From the passage on the colorspace package that follows, list every palette name passed to the palette argument in the code examples.

** Start of Given passage **

The colorspace package creates some order

Scale name: scale_<aesthetic>_<datatype>_<colorscale>()

  • <aesthetic>: name of the aesthetic (fill, color, colour)
  • <datatype>: type of variable plotted (discrete, continuous, binned)
  • <colorscale>: type of the color scale (qualitative, sequential, diverging, divergingx)

Scale function Aesthetic Data type Palette type
scale_color_discrete_qualitative() color discrete qualitative
scale_fill_continuous_sequential() fill continuous sequential
scale_colour_continous_divergingx() colour continuous diverging

Examples

ggplot(temps_months, aes(x = month, y = location, fill = mean)) + 
  geom_tile(width = 0.95, height = 0.95) + 
  coord_fixed(expand = FALSE) +
  theme_classic() +
  scale_fill_continuous_sequential(palette = "YlGnBu", rev = FALSE)

Examples

ggplot(temps_months, aes(x = month, y = location, fill = mean)) + 
  geom_tile(width = 0.95, height = 0.95) + 
  coord_fixed(expand = FALSE) +
  theme_classic() +
  scale_fill_continuous_sequential(palette = "Viridis", rev = FALSE)

Examples

ggplot(temps_months, aes(x = month, y = location, fill = mean)) + 
  geom_tile(width = 0.95, height = 0.95) + 
  coord_fixed(expand = FALSE) +
  theme_classic() +
  scale_fill_continuous_sequential(palette = "Inferno", begin = 0.15, rev = FALSE)

** End of Given passage **
** Start of Data rows **

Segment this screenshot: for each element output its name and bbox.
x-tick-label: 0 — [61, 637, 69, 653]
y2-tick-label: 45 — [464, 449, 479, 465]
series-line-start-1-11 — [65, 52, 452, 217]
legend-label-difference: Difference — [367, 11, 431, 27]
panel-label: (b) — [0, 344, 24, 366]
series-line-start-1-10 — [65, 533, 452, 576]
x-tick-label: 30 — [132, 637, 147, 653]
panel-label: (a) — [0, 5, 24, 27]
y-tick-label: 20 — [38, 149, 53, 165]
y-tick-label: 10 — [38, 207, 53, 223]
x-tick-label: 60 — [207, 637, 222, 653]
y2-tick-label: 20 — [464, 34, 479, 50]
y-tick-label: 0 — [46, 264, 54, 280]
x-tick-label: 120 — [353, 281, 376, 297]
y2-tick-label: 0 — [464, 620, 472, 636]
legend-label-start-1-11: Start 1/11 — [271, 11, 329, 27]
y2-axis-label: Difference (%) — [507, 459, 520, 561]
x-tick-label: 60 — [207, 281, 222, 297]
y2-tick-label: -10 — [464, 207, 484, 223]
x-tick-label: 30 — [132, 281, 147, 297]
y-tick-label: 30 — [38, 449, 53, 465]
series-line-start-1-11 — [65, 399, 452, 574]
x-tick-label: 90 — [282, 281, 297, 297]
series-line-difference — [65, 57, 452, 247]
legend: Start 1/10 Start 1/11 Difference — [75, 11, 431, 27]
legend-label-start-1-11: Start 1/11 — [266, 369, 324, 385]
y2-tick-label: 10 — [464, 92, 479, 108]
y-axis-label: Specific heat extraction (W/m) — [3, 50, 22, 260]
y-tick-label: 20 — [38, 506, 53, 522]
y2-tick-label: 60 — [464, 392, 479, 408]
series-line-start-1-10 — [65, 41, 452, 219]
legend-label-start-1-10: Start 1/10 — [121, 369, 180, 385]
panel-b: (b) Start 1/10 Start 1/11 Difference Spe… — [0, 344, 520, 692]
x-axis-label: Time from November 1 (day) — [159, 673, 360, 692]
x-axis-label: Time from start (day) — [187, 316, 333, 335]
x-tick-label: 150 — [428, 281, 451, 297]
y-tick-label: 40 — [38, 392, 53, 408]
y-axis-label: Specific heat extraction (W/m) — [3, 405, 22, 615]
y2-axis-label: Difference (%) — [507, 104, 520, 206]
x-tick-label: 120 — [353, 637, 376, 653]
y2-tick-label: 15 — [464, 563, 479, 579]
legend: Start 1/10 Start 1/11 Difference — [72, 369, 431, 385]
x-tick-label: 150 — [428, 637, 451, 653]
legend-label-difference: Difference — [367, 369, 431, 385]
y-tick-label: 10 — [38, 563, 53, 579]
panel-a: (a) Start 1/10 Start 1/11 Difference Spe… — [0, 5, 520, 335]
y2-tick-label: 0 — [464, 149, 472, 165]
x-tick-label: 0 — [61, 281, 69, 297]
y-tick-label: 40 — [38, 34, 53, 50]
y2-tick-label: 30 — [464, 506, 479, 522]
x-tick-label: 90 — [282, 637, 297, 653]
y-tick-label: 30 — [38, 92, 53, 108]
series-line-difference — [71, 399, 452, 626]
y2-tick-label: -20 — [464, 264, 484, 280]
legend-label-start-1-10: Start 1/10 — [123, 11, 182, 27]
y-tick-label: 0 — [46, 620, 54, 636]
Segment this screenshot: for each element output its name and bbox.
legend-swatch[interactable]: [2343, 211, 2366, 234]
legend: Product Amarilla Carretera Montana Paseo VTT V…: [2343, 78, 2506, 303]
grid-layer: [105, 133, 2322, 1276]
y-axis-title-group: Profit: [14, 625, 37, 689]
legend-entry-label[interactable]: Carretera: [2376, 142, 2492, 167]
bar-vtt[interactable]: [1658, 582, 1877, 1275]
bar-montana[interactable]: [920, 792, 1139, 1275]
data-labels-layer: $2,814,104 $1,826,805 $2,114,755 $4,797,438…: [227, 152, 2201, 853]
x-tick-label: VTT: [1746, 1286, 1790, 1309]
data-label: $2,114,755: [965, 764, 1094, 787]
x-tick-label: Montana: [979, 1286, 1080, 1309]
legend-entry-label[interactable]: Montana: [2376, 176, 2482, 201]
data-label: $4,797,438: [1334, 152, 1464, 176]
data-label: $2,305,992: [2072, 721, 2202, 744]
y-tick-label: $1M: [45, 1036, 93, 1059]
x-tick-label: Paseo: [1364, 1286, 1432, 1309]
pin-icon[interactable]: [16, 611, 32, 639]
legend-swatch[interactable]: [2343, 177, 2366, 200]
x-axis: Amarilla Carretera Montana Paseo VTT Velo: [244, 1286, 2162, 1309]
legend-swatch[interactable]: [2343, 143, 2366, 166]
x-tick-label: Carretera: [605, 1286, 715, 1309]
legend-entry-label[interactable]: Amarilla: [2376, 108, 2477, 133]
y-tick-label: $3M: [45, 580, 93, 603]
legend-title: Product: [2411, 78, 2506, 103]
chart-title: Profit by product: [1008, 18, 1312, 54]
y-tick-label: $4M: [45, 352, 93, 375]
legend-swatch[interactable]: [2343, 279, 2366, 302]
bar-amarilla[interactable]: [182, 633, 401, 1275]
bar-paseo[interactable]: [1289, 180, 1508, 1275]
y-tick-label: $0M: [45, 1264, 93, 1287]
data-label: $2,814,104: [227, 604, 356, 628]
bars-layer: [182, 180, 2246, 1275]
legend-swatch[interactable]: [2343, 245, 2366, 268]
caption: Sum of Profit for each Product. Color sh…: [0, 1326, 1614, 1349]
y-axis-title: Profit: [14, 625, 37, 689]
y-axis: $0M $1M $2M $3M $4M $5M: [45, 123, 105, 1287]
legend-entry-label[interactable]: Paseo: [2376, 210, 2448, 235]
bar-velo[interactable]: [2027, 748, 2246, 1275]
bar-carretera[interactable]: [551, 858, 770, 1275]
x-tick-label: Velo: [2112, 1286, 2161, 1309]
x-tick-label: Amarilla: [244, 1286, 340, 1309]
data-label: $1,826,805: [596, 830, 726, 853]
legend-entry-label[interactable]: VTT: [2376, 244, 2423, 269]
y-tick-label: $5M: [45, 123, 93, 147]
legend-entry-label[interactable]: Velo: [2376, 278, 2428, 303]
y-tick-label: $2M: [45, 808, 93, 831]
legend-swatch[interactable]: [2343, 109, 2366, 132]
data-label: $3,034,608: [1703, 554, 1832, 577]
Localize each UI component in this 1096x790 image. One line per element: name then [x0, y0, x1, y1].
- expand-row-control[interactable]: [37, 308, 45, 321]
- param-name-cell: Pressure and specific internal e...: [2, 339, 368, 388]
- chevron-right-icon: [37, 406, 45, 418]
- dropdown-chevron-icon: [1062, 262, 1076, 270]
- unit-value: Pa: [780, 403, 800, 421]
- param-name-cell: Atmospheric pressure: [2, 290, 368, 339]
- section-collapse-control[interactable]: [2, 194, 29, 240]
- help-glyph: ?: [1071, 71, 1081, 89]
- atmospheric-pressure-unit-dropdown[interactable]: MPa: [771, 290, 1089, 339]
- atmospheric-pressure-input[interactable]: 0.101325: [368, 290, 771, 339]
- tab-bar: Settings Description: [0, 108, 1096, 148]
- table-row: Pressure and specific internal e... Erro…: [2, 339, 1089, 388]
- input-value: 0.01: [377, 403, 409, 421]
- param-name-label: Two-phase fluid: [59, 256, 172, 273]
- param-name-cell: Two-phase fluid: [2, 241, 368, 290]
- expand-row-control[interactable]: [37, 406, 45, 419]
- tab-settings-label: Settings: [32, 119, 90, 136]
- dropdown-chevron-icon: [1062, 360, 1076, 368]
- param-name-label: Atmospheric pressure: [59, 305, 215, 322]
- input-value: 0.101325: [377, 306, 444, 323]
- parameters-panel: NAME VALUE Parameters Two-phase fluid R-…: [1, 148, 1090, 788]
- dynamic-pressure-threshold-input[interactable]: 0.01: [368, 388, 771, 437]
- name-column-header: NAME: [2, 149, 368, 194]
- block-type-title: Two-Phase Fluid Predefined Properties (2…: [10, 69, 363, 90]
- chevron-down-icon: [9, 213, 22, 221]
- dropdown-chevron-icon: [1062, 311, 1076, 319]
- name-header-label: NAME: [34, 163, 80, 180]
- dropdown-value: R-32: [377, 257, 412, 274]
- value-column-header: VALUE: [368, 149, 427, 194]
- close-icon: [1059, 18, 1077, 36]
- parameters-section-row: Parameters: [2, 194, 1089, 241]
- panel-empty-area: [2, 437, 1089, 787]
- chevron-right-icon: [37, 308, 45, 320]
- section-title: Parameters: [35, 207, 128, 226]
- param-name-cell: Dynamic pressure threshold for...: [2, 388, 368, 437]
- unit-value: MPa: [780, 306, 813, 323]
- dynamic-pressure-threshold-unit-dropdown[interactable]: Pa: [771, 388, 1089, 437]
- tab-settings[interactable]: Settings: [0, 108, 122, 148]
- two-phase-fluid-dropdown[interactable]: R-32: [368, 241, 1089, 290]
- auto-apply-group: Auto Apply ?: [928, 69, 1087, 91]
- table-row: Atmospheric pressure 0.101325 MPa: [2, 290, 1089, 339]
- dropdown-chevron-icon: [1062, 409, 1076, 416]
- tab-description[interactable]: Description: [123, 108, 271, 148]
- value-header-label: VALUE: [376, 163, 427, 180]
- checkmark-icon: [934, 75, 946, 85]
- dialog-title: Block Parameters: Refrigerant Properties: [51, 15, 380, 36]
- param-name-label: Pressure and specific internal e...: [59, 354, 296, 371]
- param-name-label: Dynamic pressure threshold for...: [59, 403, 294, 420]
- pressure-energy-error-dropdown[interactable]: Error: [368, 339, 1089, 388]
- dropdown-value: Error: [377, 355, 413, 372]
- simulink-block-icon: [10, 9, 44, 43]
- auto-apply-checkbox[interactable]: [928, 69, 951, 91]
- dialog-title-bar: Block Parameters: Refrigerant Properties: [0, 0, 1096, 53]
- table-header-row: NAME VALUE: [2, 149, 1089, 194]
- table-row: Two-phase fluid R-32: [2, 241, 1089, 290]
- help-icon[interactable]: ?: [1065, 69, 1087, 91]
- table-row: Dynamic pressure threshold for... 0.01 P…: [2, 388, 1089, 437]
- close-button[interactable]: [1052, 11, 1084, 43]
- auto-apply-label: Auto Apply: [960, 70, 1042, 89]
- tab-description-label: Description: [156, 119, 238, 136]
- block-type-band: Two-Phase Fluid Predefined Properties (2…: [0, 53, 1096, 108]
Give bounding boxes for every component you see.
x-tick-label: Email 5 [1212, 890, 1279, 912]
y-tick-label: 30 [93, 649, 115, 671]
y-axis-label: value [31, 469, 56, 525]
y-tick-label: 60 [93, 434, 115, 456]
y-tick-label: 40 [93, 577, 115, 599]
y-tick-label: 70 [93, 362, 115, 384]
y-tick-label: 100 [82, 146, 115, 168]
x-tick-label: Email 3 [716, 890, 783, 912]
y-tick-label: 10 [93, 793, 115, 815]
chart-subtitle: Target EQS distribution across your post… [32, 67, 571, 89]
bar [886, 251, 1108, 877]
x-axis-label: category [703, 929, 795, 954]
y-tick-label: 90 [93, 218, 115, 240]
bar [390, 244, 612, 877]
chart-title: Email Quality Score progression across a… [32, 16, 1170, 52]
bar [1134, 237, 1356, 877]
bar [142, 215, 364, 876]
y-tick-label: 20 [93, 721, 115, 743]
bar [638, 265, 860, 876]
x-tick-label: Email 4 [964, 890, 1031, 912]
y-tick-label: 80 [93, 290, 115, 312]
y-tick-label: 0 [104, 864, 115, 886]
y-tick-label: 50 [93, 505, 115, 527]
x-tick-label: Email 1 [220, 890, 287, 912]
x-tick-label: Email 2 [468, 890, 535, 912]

** End of Data rows **

● Worked solution
YlGnBu, Viridis, Inferno